Data records:
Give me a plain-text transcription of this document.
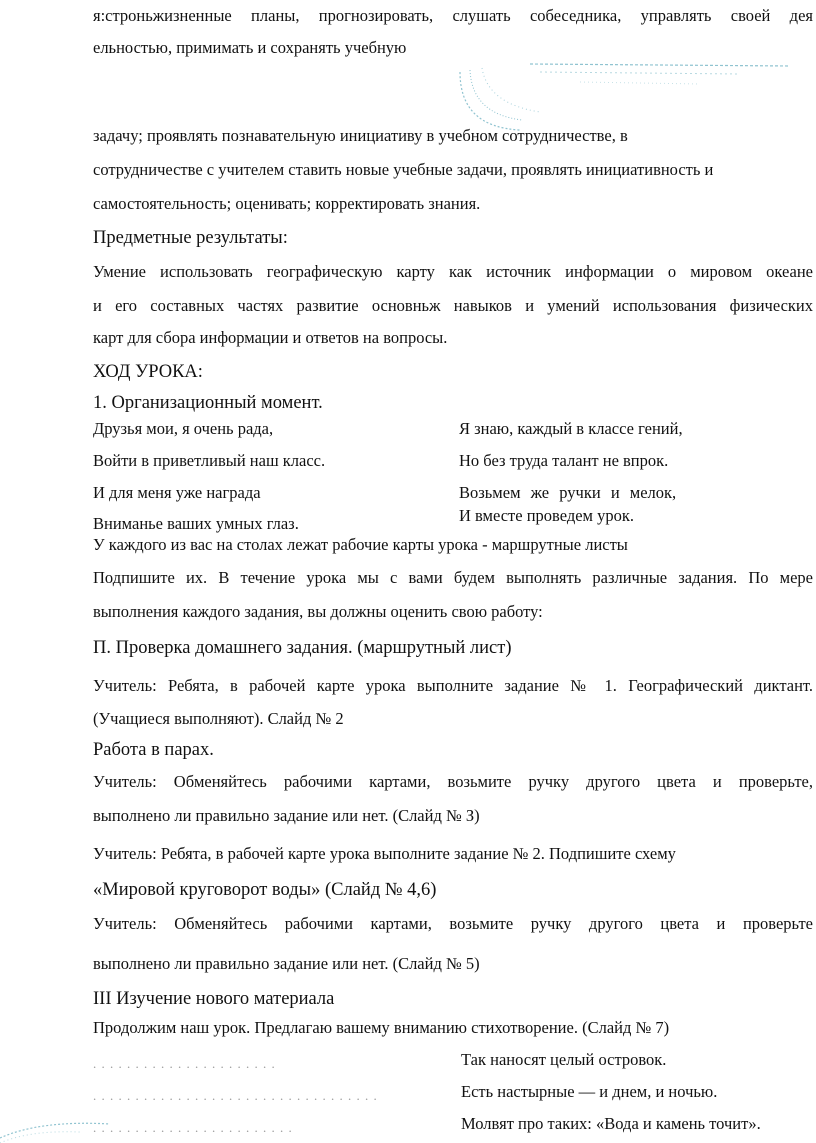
я:строньжизненные планы, прогнозировать, слушать собеседника, управлять своей дея
ельностью, примимать и сохранять учебную
задачу; проявлять познавательную инициативу в учебном сотрудничестве, в
сотрудничестве с учителем ставить новые учебные задачи, проявлять инициативность и
самостоятельность; оценивать; корректировать знания.
Предметные результаты:
Умение использовать географическую карту как источник информации о мировом океане
и его составных частях развитие основньж навыков и умений использования физических
карт для сбора информации и ответов на вопросы.
ХОД УРОКА:
1. Организационный момент.
Друзья мои, я очень рада,
Войти в приветливый наш класс.
И для меня уже награда
Вниманье ваших умных глаз.
Я знаю, каждый в классе гений,
Но без труда талант не впрок.
Возьмем же ручки и мелок,
И вместе проведем урок.
У каждого из вас на столах лежат рабочие карты урока - маршрутные листы
Подпишите их. В течение урока мы с вами будем выполнять различные задания. По мере
выполнения каждого задания, вы должны оценить свою работу:
П. Проверка домашнего задания. (маршрутный лист)
Учитель: Ребята, в рабочей карте урока выполните задание № 1. Географический диктант.
(Учащиеся выполняют). Слайд № 2
Работа в парах.
Учитель: Обменяйтесь рабочими картами, возьмите ручку другого цвета и проверьте,
выполнено ли правильно задание или нет. (Слайд № З)
Учитель: Ребята, в рабочей карте урока выполните задание № 2. Подпишите схему
«Мировой круговорот воды» (Слайд № 4,6)
Учитель: Обменяйтесь рабочими картами, возьмите ручку другого цвета и проверьте
выполнено ли правильно задание или нет. (Слайд № 5)
III Изучение нового материала
Продолжим наш урок. Предлагаю вашему вниманию стихотворение. (Слайд № 7)
. . . . . . . . . . . . . . . . . . . . . .
. . . . . . . . . . . . . . . . . . . . . . . . . . . . . . . . . .
. . . . . . . . . . . . . . . . . . . . . . . .
Так наносят целый островок.
Есть настырные — и днем, и ночью.
Молвят про таких: «Вода и камень точит».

● Given task: How many lines in these records hold the string "другого"? Reply with the number alone.

● Expected answer: 2